| Exercise instructions |
For the entries below, how many lines include the word "stereo"? Give the figure and nothing more.
•••
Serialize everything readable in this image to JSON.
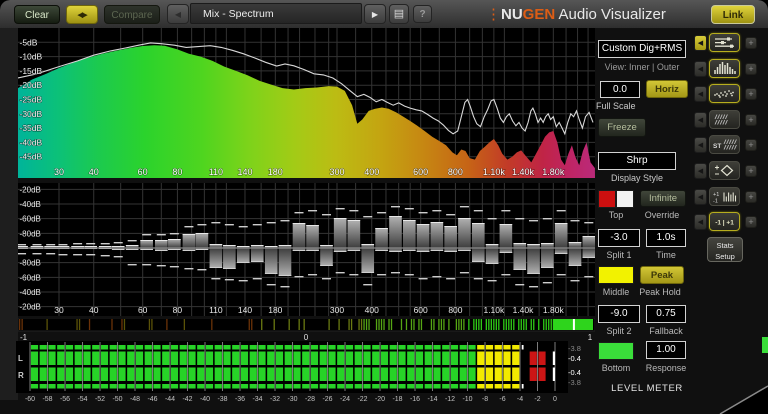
{
  "toolbar": {
    "clear": "Clear",
    "swap_icon": "◀▶",
    "compare": "Compare",
    "prev_icon": "◀",
    "preset": "Mix - Spectrum",
    "next_icon": "▶",
    "list_icon": "▤",
    "help": "?",
    "brand_dots": "⋮",
    "brand_nu": "NU",
    "brand_gen": "GEN",
    "brand_rest": " Audio Visualizer",
    "link": "Link"
  },
  "panel": {
    "custom_preset": "Custom Dig+RMS",
    "view_mode": "View: Inner | Outer",
    "offset_value": "0.0",
    "horiz": "Horiz",
    "full_scale": "Full Scale",
    "freeze": "Freeze",
    "display_style_value": "Shrp",
    "display_style": "Display Style",
    "top": "Top",
    "infinite": "Infinite",
    "override": "Override",
    "split1_value": "-3.0",
    "split1": "Split 1",
    "time_value": "1.0s",
    "time": "Time",
    "middle": "Middle",
    "peak": "Peak",
    "peak_hold": "Peak Hold",
    "split2_value": "-9.0",
    "split2": "Split 2",
    "fallback_value": "0.75",
    "fallback": "Fallback",
    "bottom": "Bottom",
    "response_value": "1.00",
    "response": "Response",
    "level_meter": "LEVEL METER",
    "colors": {
      "top_a": "#cc0f0f",
      "top_b": "#f2f2f2",
      "middle": "#f2f200",
      "bottom": "#3ade3a"
    }
  },
  "side": {
    "stats_line1": "Stats",
    "stats_line2": "Setup",
    "rows": [
      {
        "name": "view-sliders",
        "icon": "sliders",
        "active": true,
        "arrow_active": true
      },
      {
        "name": "view-bar-spectrum",
        "icon": "bars",
        "active": true,
        "arrow_active": false
      },
      {
        "name": "view-scatter",
        "icon": "scatter",
        "active": true,
        "arrow_active": false
      },
      {
        "name": "view-hatch",
        "icon": "hatch",
        "active": false,
        "arrow_active": false
      },
      {
        "name": "view-stereo-hatch",
        "icon": "st-hatch",
        "active": false,
        "arrow_active": false,
        "label": "ST"
      },
      {
        "name": "view-vectorscope",
        "icon": "diamond",
        "active": false,
        "arrow_active": false
      },
      {
        "name": "view-correlation-bars",
        "icon": "pm-bars",
        "active": false,
        "arrow_active": false,
        "label_top": "+1",
        "label_bottom": "-1"
      },
      {
        "name": "view-correlation-scale",
        "icon": "mp-text",
        "active": true,
        "arrow_active": false,
        "label": "-1 | +1"
      }
    ]
  },
  "chart_data": [
    {
      "id": "spectrum",
      "type": "area",
      "title": "Mix - Spectrum",
      "ylim": [
        0,
        -50
      ],
      "y_ticks": [
        "-5dB",
        "-10dB",
        "-15dB",
        "-20dB",
        "-25dB",
        "-30dB",
        "-35dB",
        "-40dB",
        "-45dB"
      ],
      "x_ticks": [
        {
          "f": 30,
          "l": "30"
        },
        {
          "f": 40,
          "l": "40"
        },
        {
          "f": 60,
          "l": "60"
        },
        {
          "f": 80,
          "l": "80"
        },
        {
          "f": 110,
          "l": "110"
        },
        {
          "f": 140,
          "l": "140"
        },
        {
          "f": 180,
          "l": "180"
        },
        {
          "f": 300,
          "l": "300"
        },
        {
          "f": 400,
          "l": "400"
        },
        {
          "f": 600,
          "l": "600"
        },
        {
          "f": 800,
          "l": "800"
        },
        {
          "f": 1100,
          "l": "1.10k"
        },
        {
          "f": 1400,
          "l": "1.40k"
        },
        {
          "f": 1800,
          "l": "1.80k"
        }
      ],
      "grid_freqs": [
        30,
        40,
        50,
        60,
        70,
        80,
        90,
        100,
        110,
        120,
        140,
        160,
        180,
        200,
        220,
        250,
        280,
        300,
        350,
        400,
        450,
        500,
        550,
        600,
        700,
        800,
        900,
        1000,
        1100,
        1200,
        1400,
        1600,
        1800,
        2000,
        2200,
        2400
      ],
      "gradient": [
        [
          0,
          "#00b49a"
        ],
        [
          0.07,
          "#0cc178"
        ],
        [
          0.14,
          "#1cca4e"
        ],
        [
          0.22,
          "#2bd32c"
        ],
        [
          0.32,
          "#4fd51f"
        ],
        [
          0.4,
          "#7dd31a"
        ],
        [
          0.48,
          "#a3cb16"
        ],
        [
          0.55,
          "#bcbc13"
        ],
        [
          0.63,
          "#c4a411"
        ],
        [
          0.7,
          "#c68812"
        ],
        [
          0.78,
          "#c66416"
        ],
        [
          0.85,
          "#c23a28"
        ],
        [
          0.91,
          "#c02446"
        ],
        [
          0.96,
          "#be2566"
        ],
        [
          1,
          "#ba2a7a"
        ]
      ],
      "fill_series": [
        [
          21,
          -21
        ],
        [
          24,
          -18
        ],
        [
          27,
          -16
        ],
        [
          30,
          -14
        ],
        [
          34,
          -12
        ],
        [
          38,
          -10.5
        ],
        [
          43,
          -9
        ],
        [
          48,
          -8
        ],
        [
          54,
          -7
        ],
        [
          60,
          -6.3
        ],
        [
          66,
          -6
        ],
        [
          72,
          -6.2
        ],
        [
          80,
          -7.5
        ],
        [
          88,
          -9
        ],
        [
          97,
          -10
        ],
        [
          107,
          -11.5
        ],
        [
          118,
          -13.5
        ],
        [
          130,
          -15
        ],
        [
          143,
          -16.5
        ],
        [
          158,
          -18.5
        ],
        [
          174,
          -19.8
        ],
        [
          191,
          -21
        ],
        [
          210,
          -21.5
        ],
        [
          231,
          -21
        ],
        [
          254,
          -20.8
        ],
        [
          280,
          -20.3
        ],
        [
          300,
          -20.5
        ],
        [
          320,
          -22
        ],
        [
          340,
          -27
        ],
        [
          355,
          -33.5
        ],
        [
          370,
          -32
        ],
        [
          390,
          -29
        ],
        [
          410,
          -28.3
        ],
        [
          435,
          -27.8
        ],
        [
          460,
          -28.2
        ],
        [
          490,
          -29.5
        ],
        [
          520,
          -31
        ],
        [
          550,
          -32.5
        ],
        [
          580,
          -34
        ],
        [
          620,
          -36
        ],
        [
          660,
          -38
        ],
        [
          700,
          -39.5
        ],
        [
          740,
          -41
        ],
        [
          780,
          -43.5
        ],
        [
          810,
          -44.5
        ],
        [
          840,
          -42.5
        ],
        [
          870,
          -43
        ],
        [
          900,
          -45.5
        ],
        [
          940,
          -46
        ],
        [
          980,
          -43
        ],
        [
          1020,
          -41.5
        ],
        [
          1060,
          -40
        ],
        [
          1100,
          -38.8
        ],
        [
          1140,
          -41
        ],
        [
          1180,
          -44
        ],
        [
          1230,
          -46
        ],
        [
          1280,
          -45
        ],
        [
          1330,
          -43.5
        ],
        [
          1380,
          -42.8
        ],
        [
          1440,
          -45
        ],
        [
          1500,
          -47
        ],
        [
          1560,
          -44
        ],
        [
          1620,
          -41
        ],
        [
          1680,
          -38
        ],
        [
          1740,
          -36.5
        ],
        [
          1800,
          -36
        ],
        [
          1860,
          -40
        ],
        [
          1920,
          -46
        ],
        [
          1980,
          -48
        ],
        [
          2040,
          -44
        ],
        [
          2100,
          -41
        ],
        [
          2160,
          -45
        ],
        [
          2230,
          -48
        ],
        [
          2300,
          -43
        ],
        [
          2370,
          -40
        ],
        [
          2450,
          -47
        ],
        [
          2540,
          -49
        ]
      ],
      "peak_line_series": [
        [
          21,
          -17.5
        ],
        [
          25,
          -16
        ],
        [
          30,
          -13.5
        ],
        [
          35,
          -11.5
        ],
        [
          40,
          -9.5
        ],
        [
          46,
          -8
        ],
        [
          52,
          -7
        ],
        [
          58,
          -6
        ],
        [
          64,
          -5.2
        ],
        [
          70,
          -5.5
        ],
        [
          78,
          -6
        ],
        [
          86,
          -6.8
        ],
        [
          95,
          -6.5
        ],
        [
          105,
          -6.2
        ],
        [
          115,
          -6.8
        ],
        [
          126,
          -7.8
        ],
        [
          138,
          -9
        ],
        [
          152,
          -10.5
        ],
        [
          166,
          -12
        ],
        [
          182,
          -13.3
        ],
        [
          195,
          -12.6
        ],
        [
          210,
          -13.2
        ],
        [
          228,
          -14.5
        ],
        [
          248,
          -16
        ],
        [
          268,
          -16.4
        ],
        [
          290,
          -17.5
        ],
        [
          312,
          -19.5
        ],
        [
          335,
          -22
        ],
        [
          355,
          -24
        ],
        [
          375,
          -23.2
        ],
        [
          395,
          -24.3
        ],
        [
          415,
          -25.8
        ],
        [
          435,
          -25
        ],
        [
          455,
          -26
        ],
        [
          478,
          -27
        ],
        [
          500,
          -26.2
        ],
        [
          525,
          -27.3
        ],
        [
          550,
          -28
        ],
        [
          578,
          -28.6
        ],
        [
          605,
          -29
        ],
        [
          635,
          -30.2
        ],
        [
          665,
          -31.5
        ],
        [
          695,
          -32.5
        ],
        [
          725,
          -34
        ],
        [
          755,
          -35.8
        ],
        [
          785,
          -37
        ],
        [
          815,
          -36
        ],
        [
          840,
          -31
        ],
        [
          865,
          -26
        ],
        [
          885,
          -25
        ],
        [
          905,
          -27.5
        ],
        [
          930,
          -31
        ],
        [
          955,
          -33.5
        ],
        [
          985,
          -34.5
        ],
        [
          1015,
          -31
        ],
        [
          1045,
          -28.5
        ],
        [
          1075,
          -25.5
        ],
        [
          1100,
          -25
        ],
        [
          1130,
          -28
        ],
        [
          1160,
          -31.5
        ],
        [
          1190,
          -33
        ],
        [
          1220,
          -31
        ],
        [
          1250,
          -30
        ],
        [
          1285,
          -32.5
        ],
        [
          1320,
          -34.2
        ],
        [
          1355,
          -33
        ],
        [
          1390,
          -35
        ],
        [
          1425,
          -36
        ],
        [
          1460,
          -33
        ],
        [
          1495,
          -29
        ],
        [
          1520,
          -28
        ],
        [
          1550,
          -30
        ],
        [
          1585,
          -33
        ],
        [
          1620,
          -31.5
        ],
        [
          1655,
          -33
        ],
        [
          1690,
          -31
        ],
        [
          1725,
          -30
        ],
        [
          1760,
          -32
        ],
        [
          1800,
          -31
        ],
        [
          1845,
          -34.5
        ],
        [
          1890,
          -33
        ],
        [
          1935,
          -35
        ],
        [
          1980,
          -37
        ],
        [
          2030,
          -33
        ],
        [
          2080,
          -30
        ],
        [
          2130,
          -31
        ],
        [
          2180,
          -29
        ],
        [
          2230,
          -32
        ],
        [
          2290,
          -35
        ],
        [
          2350,
          -31
        ],
        [
          2420,
          -29.5
        ],
        [
          2500,
          -33
        ]
      ]
    },
    {
      "id": "stereo-diff",
      "type": "mirror-bar",
      "y_ticks_top": [
        "-20dB",
        "-40dB",
        "-60dB",
        "-80dB"
      ],
      "y_ticks_bottom": [
        "-80dB",
        "-60dB",
        "-40dB",
        "-20dB"
      ],
      "x_ticks": [
        {
          "f": 30,
          "l": "30"
        },
        {
          "f": 40,
          "l": "40"
        },
        {
          "f": 60,
          "l": "60"
        },
        {
          "f": 80,
          "l": "80"
        },
        {
          "f": 110,
          "l": "110"
        },
        {
          "f": 140,
          "l": "140"
        },
        {
          "f": 180,
          "l": "180"
        },
        {
          "f": 300,
          "l": "300"
        },
        {
          "f": 400,
          "l": "400"
        },
        {
          "f": 600,
          "l": "600"
        },
        {
          "f": 800,
          "l": "800"
        },
        {
          "f": 1100,
          "l": "1.10k"
        },
        {
          "f": 1400,
          "l": "1.40k"
        },
        {
          "f": 1800,
          "l": "1.80k"
        }
      ],
      "bars": [
        [
          22,
          2,
          1,
          4,
          5
        ],
        [
          25,
          2,
          1,
          4,
          5
        ],
        [
          28,
          2,
          1,
          4,
          5
        ],
        [
          31,
          2,
          1,
          4,
          6
        ],
        [
          35,
          2,
          1,
          5,
          6
        ],
        [
          39,
          2,
          1,
          5,
          6
        ],
        [
          44,
          2,
          1,
          5,
          7
        ],
        [
          49,
          2,
          2,
          6,
          8
        ],
        [
          55,
          3,
          2,
          8,
          16
        ],
        [
          62,
          8,
          2,
          14,
          16
        ],
        [
          70,
          8,
          3,
          14,
          17
        ],
        [
          78,
          9,
          2,
          15,
          18
        ],
        [
          88,
          14,
          3,
          22,
          20
        ],
        [
          98,
          15,
          2,
          24,
          21
        ],
        [
          110,
          4,
          20,
          26,
          30
        ],
        [
          123,
          3,
          21,
          24,
          31
        ],
        [
          138,
          2,
          15,
          22,
          32
        ],
        [
          155,
          3,
          14,
          24,
          30
        ],
        [
          174,
          2,
          26,
          26,
          36
        ],
        [
          195,
          3,
          28,
          28,
          38
        ],
        [
          219,
          25,
          3,
          36,
          28
        ],
        [
          245,
          23,
          3,
          38,
          26
        ],
        [
          275,
          3,
          18,
          34,
          30
        ],
        [
          308,
          30,
          4,
          40,
          24
        ],
        [
          345,
          28,
          3,
          38,
          26
        ],
        [
          387,
          4,
          25,
          32,
          36
        ],
        [
          434,
          20,
          3,
          36,
          26
        ],
        [
          487,
          32,
          4,
          42,
          24
        ],
        [
          546,
          28,
          3,
          40,
          26
        ],
        [
          612,
          24,
          4,
          36,
          30
        ],
        [
          686,
          26,
          3,
          38,
          28
        ],
        [
          769,
          22,
          4,
          34,
          30
        ],
        [
          862,
          30,
          3,
          42,
          24
        ],
        [
          967,
          25,
          14,
          38,
          30
        ],
        [
          1084,
          4,
          16,
          30,
          32
        ],
        [
          1215,
          24,
          5,
          38,
          26
        ],
        [
          1363,
          5,
          22,
          30,
          36
        ],
        [
          1528,
          4,
          26,
          28,
          38
        ],
        [
          1713,
          5,
          20,
          30,
          34
        ],
        [
          1921,
          25,
          6,
          38,
          26
        ],
        [
          2154,
          6,
          18,
          28,
          32
        ],
        [
          2415,
          12,
          10,
          26,
          28
        ]
      ]
    },
    {
      "id": "correlation",
      "type": "correlation-strip",
      "axis_labels": [
        "-1",
        "0",
        "1"
      ],
      "solid_from": 0.93,
      "marker_value": 0.965
    },
    {
      "id": "level-meter",
      "type": "meter",
      "channels": [
        "L",
        "R"
      ],
      "scale_labels": [
        "-60",
        "-58",
        "-56",
        "-54",
        "-52",
        "-50",
        "-48",
        "-46",
        "-44",
        "-42",
        "-40",
        "-38",
        "-36",
        "-34",
        "-32",
        "-30",
        "-28",
        "-26",
        "-24",
        "-22",
        "-20",
        "-18",
        "-16",
        "-14",
        "-12",
        "-10",
        "-8",
        "-6",
        "-4",
        "-2",
        "0"
      ],
      "db_min": -60,
      "db_max": 0,
      "zones": {
        "green_to": -9,
        "yellow_to": -4,
        "red_from": -3,
        "red_to": -1
      },
      "peak_db": -0.25,
      "rms_db": -3.8,
      "readouts": [
        "-3.8",
        "-0.4",
        "-0.4",
        "-3.8"
      ],
      "colors": {
        "green": "#27d327",
        "yellow": "#f2ea00",
        "red": "#cc1515"
      }
    }
  ]
}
•••
| Answer for this exercise |
2